[begin Supplied records]
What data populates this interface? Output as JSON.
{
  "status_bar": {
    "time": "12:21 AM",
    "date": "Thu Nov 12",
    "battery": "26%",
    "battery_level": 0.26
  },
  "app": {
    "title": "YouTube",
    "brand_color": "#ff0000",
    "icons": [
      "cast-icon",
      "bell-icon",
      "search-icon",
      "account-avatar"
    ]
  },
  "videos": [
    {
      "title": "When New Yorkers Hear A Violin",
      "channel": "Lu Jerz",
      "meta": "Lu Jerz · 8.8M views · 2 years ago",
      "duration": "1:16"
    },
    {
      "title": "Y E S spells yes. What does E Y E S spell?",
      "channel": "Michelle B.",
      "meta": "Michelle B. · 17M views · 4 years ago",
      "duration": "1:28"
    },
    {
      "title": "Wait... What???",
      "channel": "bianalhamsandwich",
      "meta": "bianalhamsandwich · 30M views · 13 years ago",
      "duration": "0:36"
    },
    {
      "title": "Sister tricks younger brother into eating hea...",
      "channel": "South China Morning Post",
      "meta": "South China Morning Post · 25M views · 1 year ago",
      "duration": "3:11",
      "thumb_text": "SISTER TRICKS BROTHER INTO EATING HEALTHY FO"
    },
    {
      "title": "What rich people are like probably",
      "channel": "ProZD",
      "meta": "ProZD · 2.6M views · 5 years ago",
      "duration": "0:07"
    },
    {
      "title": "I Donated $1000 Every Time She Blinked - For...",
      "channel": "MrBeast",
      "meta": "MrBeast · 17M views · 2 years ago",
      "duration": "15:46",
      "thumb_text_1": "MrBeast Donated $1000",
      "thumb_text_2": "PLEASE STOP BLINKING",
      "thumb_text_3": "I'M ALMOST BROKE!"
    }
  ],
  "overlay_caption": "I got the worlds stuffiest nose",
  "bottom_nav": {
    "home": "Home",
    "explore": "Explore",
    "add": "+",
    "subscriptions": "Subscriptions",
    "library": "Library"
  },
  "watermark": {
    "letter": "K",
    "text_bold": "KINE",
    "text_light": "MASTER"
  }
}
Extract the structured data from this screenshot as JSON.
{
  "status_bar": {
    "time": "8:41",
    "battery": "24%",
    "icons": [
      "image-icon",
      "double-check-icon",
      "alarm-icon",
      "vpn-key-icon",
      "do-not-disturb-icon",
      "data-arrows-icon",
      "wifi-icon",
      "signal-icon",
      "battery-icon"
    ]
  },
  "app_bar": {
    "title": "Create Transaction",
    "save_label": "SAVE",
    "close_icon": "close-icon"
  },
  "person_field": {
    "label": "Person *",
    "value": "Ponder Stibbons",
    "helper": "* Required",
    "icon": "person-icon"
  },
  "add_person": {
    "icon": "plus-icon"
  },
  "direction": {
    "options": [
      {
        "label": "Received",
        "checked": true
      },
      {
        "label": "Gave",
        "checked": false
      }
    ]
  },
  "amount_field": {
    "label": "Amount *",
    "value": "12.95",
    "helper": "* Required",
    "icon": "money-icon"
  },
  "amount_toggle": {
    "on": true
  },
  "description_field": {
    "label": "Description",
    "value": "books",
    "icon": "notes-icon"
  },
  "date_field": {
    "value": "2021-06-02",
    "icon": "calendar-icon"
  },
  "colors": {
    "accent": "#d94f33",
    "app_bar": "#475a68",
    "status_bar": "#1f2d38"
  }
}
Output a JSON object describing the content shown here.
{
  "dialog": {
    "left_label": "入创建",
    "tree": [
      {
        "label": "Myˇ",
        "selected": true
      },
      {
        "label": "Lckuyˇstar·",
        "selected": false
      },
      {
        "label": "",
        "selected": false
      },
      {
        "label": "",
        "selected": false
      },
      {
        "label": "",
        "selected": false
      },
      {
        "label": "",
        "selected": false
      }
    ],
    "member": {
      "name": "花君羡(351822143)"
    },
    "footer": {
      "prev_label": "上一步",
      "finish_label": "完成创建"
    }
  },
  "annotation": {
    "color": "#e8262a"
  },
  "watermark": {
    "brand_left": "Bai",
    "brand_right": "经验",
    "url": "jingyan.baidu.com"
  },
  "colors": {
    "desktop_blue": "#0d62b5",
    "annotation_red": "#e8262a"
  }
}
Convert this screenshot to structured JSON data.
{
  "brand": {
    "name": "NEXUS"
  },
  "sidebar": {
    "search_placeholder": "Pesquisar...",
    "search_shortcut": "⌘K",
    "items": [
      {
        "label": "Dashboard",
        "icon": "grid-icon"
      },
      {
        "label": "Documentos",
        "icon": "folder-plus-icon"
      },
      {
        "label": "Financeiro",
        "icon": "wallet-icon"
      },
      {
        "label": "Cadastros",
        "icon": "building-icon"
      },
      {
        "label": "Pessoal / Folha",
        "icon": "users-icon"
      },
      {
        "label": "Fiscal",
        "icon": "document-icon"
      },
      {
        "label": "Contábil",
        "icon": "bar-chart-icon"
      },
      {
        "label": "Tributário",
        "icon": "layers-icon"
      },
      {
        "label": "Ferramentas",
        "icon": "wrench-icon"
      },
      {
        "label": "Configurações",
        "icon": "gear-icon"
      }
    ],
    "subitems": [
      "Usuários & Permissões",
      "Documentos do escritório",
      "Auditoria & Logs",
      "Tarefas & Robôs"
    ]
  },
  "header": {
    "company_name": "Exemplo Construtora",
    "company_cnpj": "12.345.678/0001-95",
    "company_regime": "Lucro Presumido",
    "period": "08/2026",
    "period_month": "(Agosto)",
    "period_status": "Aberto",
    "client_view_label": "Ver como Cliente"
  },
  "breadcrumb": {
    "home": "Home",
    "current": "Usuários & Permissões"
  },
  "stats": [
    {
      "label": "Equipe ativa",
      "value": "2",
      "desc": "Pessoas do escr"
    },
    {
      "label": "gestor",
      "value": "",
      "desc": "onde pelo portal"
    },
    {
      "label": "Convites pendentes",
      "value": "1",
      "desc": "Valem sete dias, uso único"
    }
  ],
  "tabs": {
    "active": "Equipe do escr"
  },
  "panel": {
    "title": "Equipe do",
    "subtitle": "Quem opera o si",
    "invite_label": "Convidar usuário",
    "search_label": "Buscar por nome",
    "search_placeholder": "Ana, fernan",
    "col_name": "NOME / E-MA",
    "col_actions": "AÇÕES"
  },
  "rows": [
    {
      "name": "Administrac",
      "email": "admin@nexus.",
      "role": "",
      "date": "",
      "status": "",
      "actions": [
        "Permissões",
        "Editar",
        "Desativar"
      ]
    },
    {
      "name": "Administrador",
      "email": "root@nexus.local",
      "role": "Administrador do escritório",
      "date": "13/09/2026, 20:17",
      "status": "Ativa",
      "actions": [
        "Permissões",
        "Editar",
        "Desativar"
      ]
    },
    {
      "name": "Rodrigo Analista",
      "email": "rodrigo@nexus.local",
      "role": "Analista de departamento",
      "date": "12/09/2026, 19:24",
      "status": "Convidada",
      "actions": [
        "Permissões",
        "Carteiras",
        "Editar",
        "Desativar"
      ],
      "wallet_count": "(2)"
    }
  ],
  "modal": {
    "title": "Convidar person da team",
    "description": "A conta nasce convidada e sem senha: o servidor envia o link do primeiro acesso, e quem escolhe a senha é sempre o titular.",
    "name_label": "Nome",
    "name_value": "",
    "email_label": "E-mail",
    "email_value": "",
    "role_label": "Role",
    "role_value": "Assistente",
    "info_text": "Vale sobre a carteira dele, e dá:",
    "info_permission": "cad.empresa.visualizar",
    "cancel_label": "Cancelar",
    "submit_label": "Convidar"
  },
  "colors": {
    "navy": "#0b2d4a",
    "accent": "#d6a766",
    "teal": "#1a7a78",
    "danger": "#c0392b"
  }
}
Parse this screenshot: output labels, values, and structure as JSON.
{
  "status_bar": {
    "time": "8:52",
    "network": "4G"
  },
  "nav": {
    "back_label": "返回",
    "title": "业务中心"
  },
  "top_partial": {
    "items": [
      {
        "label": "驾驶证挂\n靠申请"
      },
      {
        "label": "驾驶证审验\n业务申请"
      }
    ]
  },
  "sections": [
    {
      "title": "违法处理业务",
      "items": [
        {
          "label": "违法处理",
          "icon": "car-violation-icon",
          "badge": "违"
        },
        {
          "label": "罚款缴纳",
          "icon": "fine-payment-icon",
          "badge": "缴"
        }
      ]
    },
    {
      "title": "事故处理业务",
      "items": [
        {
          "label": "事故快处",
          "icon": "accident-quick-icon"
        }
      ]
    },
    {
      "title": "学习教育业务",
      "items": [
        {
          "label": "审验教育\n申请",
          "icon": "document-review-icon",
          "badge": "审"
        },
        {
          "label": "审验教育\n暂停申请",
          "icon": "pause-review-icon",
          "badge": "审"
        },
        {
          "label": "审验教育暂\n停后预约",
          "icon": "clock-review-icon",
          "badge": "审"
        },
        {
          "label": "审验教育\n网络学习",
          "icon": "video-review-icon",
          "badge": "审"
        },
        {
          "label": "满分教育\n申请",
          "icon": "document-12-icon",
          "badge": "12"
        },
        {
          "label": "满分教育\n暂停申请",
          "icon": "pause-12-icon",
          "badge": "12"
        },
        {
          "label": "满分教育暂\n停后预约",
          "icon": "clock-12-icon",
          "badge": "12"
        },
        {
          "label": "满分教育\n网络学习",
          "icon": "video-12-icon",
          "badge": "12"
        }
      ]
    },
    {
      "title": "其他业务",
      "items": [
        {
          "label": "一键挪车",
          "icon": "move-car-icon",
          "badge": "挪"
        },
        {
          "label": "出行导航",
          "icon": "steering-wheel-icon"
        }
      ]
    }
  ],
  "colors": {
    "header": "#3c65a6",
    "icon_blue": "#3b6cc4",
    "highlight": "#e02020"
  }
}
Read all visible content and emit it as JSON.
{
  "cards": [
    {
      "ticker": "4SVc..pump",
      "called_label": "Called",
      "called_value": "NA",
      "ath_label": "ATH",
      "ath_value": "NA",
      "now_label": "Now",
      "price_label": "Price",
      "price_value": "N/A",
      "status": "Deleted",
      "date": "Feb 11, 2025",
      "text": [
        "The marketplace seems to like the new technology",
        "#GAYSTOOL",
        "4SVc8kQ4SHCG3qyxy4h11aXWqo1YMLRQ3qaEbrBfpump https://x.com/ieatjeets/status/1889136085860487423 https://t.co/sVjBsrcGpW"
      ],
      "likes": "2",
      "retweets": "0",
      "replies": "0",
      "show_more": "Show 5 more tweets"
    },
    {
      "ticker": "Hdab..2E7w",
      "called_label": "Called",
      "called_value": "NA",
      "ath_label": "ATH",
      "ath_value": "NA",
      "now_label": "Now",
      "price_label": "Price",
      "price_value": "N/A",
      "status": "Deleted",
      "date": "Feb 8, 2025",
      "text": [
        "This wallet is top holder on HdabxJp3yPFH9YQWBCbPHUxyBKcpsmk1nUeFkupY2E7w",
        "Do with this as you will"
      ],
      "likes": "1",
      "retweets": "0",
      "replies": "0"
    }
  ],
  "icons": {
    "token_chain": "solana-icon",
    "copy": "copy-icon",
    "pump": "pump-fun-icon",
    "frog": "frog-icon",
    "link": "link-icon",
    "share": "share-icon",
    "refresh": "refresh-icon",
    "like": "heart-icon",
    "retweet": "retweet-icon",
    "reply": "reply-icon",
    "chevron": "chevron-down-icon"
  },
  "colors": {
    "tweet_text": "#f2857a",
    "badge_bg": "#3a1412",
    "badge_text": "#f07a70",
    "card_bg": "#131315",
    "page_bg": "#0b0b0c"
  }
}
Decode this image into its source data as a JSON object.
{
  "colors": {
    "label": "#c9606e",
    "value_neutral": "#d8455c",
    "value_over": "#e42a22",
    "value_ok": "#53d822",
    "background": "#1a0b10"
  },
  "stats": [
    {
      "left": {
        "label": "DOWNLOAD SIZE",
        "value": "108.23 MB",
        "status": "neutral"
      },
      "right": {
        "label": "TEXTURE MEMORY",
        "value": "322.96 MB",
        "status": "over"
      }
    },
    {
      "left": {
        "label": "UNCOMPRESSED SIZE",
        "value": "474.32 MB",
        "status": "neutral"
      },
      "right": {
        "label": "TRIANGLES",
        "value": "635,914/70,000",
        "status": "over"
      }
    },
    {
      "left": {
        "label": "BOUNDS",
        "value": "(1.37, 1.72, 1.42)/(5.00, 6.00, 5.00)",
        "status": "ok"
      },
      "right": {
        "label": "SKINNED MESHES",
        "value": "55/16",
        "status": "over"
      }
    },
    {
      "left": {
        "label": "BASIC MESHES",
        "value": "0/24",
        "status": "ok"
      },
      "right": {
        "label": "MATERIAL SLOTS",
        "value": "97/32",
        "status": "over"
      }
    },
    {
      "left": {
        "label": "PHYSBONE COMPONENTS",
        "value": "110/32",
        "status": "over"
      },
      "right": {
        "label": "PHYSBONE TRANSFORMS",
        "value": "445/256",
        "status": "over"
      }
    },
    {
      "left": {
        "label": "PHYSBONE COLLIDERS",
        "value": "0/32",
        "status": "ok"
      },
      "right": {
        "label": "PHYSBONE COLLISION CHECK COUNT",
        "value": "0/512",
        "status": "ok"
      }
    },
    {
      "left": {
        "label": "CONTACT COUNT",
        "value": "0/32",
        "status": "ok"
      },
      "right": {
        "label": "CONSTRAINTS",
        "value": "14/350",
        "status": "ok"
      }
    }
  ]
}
[end Supplied records]
From the listing above, copy every line that includes the word "image".

      "image-icon",
Decode this image into its source data as a JSON object.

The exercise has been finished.